Exercise brief
Copy the following rows word for word, beginning with the row that contains "answer-3: (3)酵母粉末（或酵母等） (90, 114, 906, 161)" and stopping after the row that contains "548, 906, 589)".

Given records

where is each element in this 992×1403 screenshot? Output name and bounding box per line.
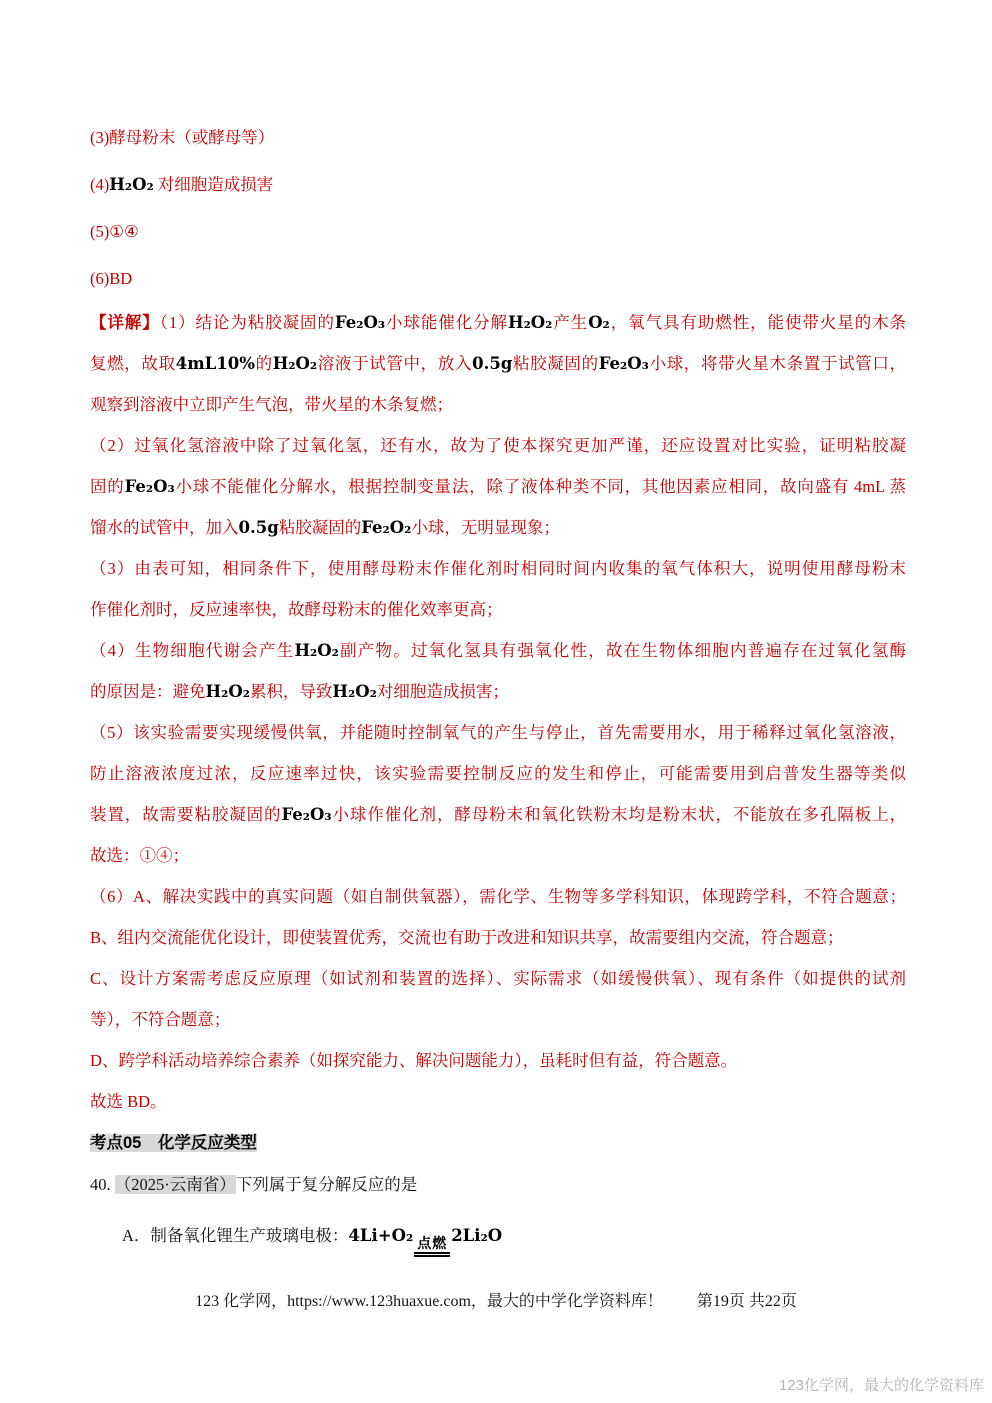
answer-3: (3)酵母粉末（或酵母等） (90, 114, 906, 161)
section-heading-text: 考点05 化学反应类型 (90, 1134, 257, 1152)
explain-2-line-3-text: 0.5g (239, 518, 279, 537)
explain-6-line-3: C、设计方案需考虑反应原理（如试剂和装置的选择）、实际需求（如缓慢供氧）、现有条… (90, 958, 906, 999)
explain-3-line-2-text: 作催化剂时，反应速率快，故酵母粉末的催化效率更高； (90, 600, 503, 619)
explain-3-line-1: （3）由表可知，相同条件下，使用酵母粉末作催化剂时相同时间内收集的氧气体积大，说… (90, 548, 906, 589)
explain-5-line-4: 故选：①④； (90, 835, 906, 876)
answer-4-text: H₂O₂ (109, 175, 153, 194)
explain-2-line-3-text: 粘胶凝固的 (279, 518, 362, 537)
explain-1-line-2-text: 溶液于试管中，放入 (317, 354, 472, 373)
answer-4-text: 对细胞造成损害 (154, 175, 274, 194)
answer-5: (5)①④ (90, 208, 906, 255)
explain-4-line-2-text: H₂O₂ (206, 682, 250, 701)
footer-page-number: 第19页 共22页 (697, 1293, 797, 1310)
explain-6-line-5-text: D、跨学科活动培养综合素养（如探究能力、解决问题能力），虽耗时但有益，符合题意。 (90, 1051, 737, 1070)
explain-6-line-4-text: 等），不符合题意； (90, 1010, 230, 1029)
explain-4-line-1-text: H₂O₂ (294, 641, 338, 660)
question-40-text: （2025·云南省） (115, 1175, 236, 1194)
explain-1-line-1-text: O₂ (588, 313, 610, 332)
explain-6-line-3-text: C、设计方案需考虑反应原理（如试剂和装置的选择）、实际需求（如缓慢供氧）、现有条… (90, 969, 906, 988)
explain-2-line-3-text: 小球，无明显现象； (411, 518, 560, 537)
question-40-text: 40. (90, 1175, 115, 1194)
option-a-text: 4Li+O₂ (348, 1226, 413, 1245)
explain-6-line-4: 等），不符合题意； (90, 999, 906, 1040)
explain-4-line-2-text: 对细胞造成损害； (377, 682, 509, 701)
explain-6-line-1: （6）A、解决实践中的真实问题（如自制供氧器），需化学、生物等多学科知识，体现跨… (90, 876, 906, 917)
explain-4-line-1-text: （4）生物细胞代谢会产生 (90, 641, 294, 660)
explain-5-line-4-text: 故选：①④； (90, 846, 189, 865)
explain-1-line-2-text: 的 (255, 354, 273, 373)
explain-4-line-2-text: 的原因是：避免 (90, 682, 206, 701)
explain-2-line-3-text: 馏水的试管中，加入 (90, 518, 239, 537)
explain-5-line-3-text: 装置，故需要粘胶凝固的 (90, 805, 281, 824)
explain-1-line-3: 观察到溶液中立即产生气泡，带火星的木条复燃； (90, 384, 906, 425)
explain-4-line-1: （4）生物细胞代谢会产生H₂O₂副产物。过氧化氢具有强氧化性，故在生物体细胞内普… (90, 630, 906, 671)
explain-3-line-2: 作催化剂时，反应速率快，故酵母粉末的催化效率更高； (90, 589, 906, 630)
explain-1-line-2-text: 小球，将带火星木条置于试管口， (649, 354, 906, 373)
explain-2-line-1: （2）过氧化氢溶液中除了过氧化氢，还有水，故为了使本探究更加严谨，还应设置对比实… (90, 425, 906, 466)
explain-2-line-3: 馏水的试管中，加入0.5g粘胶凝固的Fe₂O₂小球，无明显现象； (90, 507, 906, 548)
explain-5-line-3: 装置，故需要粘胶凝固的Fe₂O₃小球作催化剂，酵母粉末和氧化铁粉末均是粉末状，不… (90, 794, 906, 835)
explain-3-line-1-text: （3）由表可知，相同条件下，使用酵母粉末作催化剂时相同时间内收集的氧气体积大，说… (90, 559, 906, 578)
explain-2-line-3-text: Fe₂O₂ (361, 518, 411, 537)
explain-6-line-2: B、组内交流能优化设计，即使装置优秀，交流也有助于改进和知识共享，故需要组内交流… (90, 917, 906, 958)
explain-1-line-3-text: 观察到溶液中立即产生气泡，带火星的木条复燃； (90, 395, 453, 414)
explain-6-line-1-text: （6）A、解决实践中的真实问题（如自制供氧器），需化学、生物等多学科知识，体现跨… (90, 887, 906, 906)
explain-1-line-2-text: Fe₂O₃ (599, 354, 649, 373)
explain-2-line-2-text: Fe₂O₃ (125, 477, 175, 496)
explain-1-line-1-text: 小球能催化分解 (385, 313, 508, 332)
option-a-text: A．制备氧化锂生产玻璃电极： (122, 1226, 348, 1245)
page-footer: 123 化学网，https://www.123huaxue.com，最大的中学化… (0, 1288, 992, 1311)
section-heading: 考点05 化学反应类型 (90, 1122, 906, 1164)
footer-site-info: 123 化学网，https://www.123huaxue.com，最大的中学化… (195, 1293, 663, 1310)
explain-2-line-2-text: 固的 (90, 477, 125, 496)
answer-6: (6)BD (90, 255, 906, 302)
explain-1-line-1-text: 【详解】 (90, 313, 160, 332)
explain-1-line-1-text: ，氧气具有助燃性，能使带火星的木条 (610, 313, 906, 332)
explain-5-line-1: （5）该实验需要实现缓慢供氧，并能随时控制氧气的产生与停止，首先需要用水，用于稀… (90, 712, 906, 753)
explain-6-line-2-text: B、组内交流能优化设计，即使装置优秀，交流也有助于改进和知识共享，故需要组内交流… (90, 928, 844, 947)
explain-2-line-1-text: （2）过氧化氢溶液中除了过氧化氢，还有水，故为了使本探究更加严谨，还应设置对比实… (90, 436, 906, 455)
explain-4-line-2: 的原因是：避免H₂O₂累积，导致H₂O₂对细胞造成损害； (90, 671, 906, 712)
explain-4-line-1-text: 副产物。过氧化氢具有强氧化性，故在生物体细胞内普遍存在过氧化氢酶 (339, 641, 906, 660)
explain-2-line-2: 固的Fe₂O₃小球不能催化分解水，根据控制变量法，除了液体种类不同，其他因素应相… (90, 466, 906, 507)
option-a-text: 2Li₂O (451, 1226, 502, 1245)
answer-4-text: (4) (90, 175, 109, 194)
explain-conclusion-text: 故选 BD。 (90, 1092, 167, 1111)
question-40: 40. （2025·云南省）下列属于复分解反应的是 (90, 1164, 906, 1205)
answer-4: (4)H₂O₂ 对细胞造成损害 (90, 161, 906, 208)
explain-1-line-1-text: 产生 (552, 313, 588, 332)
explain-1-line-2-text: H₂O₂ (273, 354, 317, 373)
explain-1-line-1-text: H₂O₂ (508, 313, 552, 332)
reaction-condition: 点燃 (414, 1236, 450, 1257)
explain-1-line-1: 【详解】（1）结论为粘胶凝固的Fe₂O₃小球能催化分解H₂O₂产生O₂，氧气具有… (90, 302, 906, 343)
explain-2-line-2-text: 小球不能催化分解水，根据控制变量法，除了液体种类不同，其他因素应相同，故向盛有 … (175, 477, 906, 496)
explain-5-line-3-text: Fe₂O₃ (281, 805, 331, 824)
explain-5-line-3-text: 小球作催化剂，酵母粉末和氧化铁粉末均是粉末状，不能放在多孔隔板上， (332, 805, 906, 824)
explain-conclusion: 故选 BD。 (90, 1081, 906, 1122)
answer-3-text: (3)酵母粉末（或酵母等） (90, 128, 274, 147)
explain-1-line-2-text: 4mL10% (176, 354, 255, 373)
explain-1-line-2-text: 复燃，故取 (90, 354, 176, 373)
explain-1-line-1-text: （1）结论为粘胶凝固的 (160, 313, 335, 332)
explain-1-line-2-text: 粘胶凝固的 (512, 354, 598, 373)
explain-4-line-2-text: 累积，导致 (250, 682, 333, 701)
document-body: (3)酵母粉末（或酵母等）(4)H₂O₂ 对细胞造成损害(5)①④(6)BD【详… (90, 114, 906, 1257)
explain-6-line-5: D、跨学科活动培养综合素养（如探究能力、解决问题能力），虽耗时但有益，符合题意。 (90, 1040, 906, 1081)
explain-5-line-1-text: （5）该实验需要实现缓慢供氧，并能随时控制氧气的产生与停止，首先需要用水，用于稀… (90, 723, 906, 742)
condition-label: 点燃 (414, 1236, 450, 1250)
explain-1-line-1-text: Fe₂O₃ (335, 313, 385, 332)
question-40-text: 下列属于复分解反应的是 (236, 1175, 418, 1194)
option-a: A．制备氧化锂生产玻璃电极：4Li+O₂点燃2Li₂O (90, 1215, 906, 1257)
explain-1-line-2: 复燃，故取4mL10%的H₂O₂溶液于试管中，放入0.5g粘胶凝固的Fe₂O₃小… (90, 343, 906, 384)
watermark: 123化学网，最大的化学资料库 (779, 1374, 984, 1395)
explain-1-line-2-text: 0.5g (472, 354, 512, 373)
answer-6-text: (6)BD (90, 269, 132, 288)
double-line-equals (414, 1252, 450, 1257)
explain-4-line-2-text: H₂O₂ (332, 682, 376, 701)
explain-5-line-2-text: 防止溶液浓度过浓，反应速率过快，该实验需要控制反应的发生和停止，可能需要用到启普… (90, 764, 906, 783)
explain-5-line-2: 防止溶液浓度过浓，反应速率过快，该实验需要控制反应的发生和停止，可能需要用到启普… (90, 753, 906, 794)
answer-5-text: (5)①④ (90, 222, 139, 241)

Task response
answer-3: (3)酵母粉末（或酵母等） (90, 114, 906, 161)
section-heading-text: 考点05 化学反应类型 (90, 1134, 257, 1152)
explain-2-line-3-text: 0.5g (239, 518, 279, 537)
explain-6-line-3: C、设计方案需考虑反应原理（如试剂和装置的选择）、实际需求（如缓慢供氧）、现有条… (90, 958, 906, 999)
explain-3-line-2-text: 作催化剂时，反应速率快，故酵母粉末的催化效率更高； (90, 600, 503, 619)
explain-3-line-1: （3）由表可知，相同条件下，使用酵母粉末作催化剂时相同时间内收集的氧气体积大，说… (90, 548, 906, 589)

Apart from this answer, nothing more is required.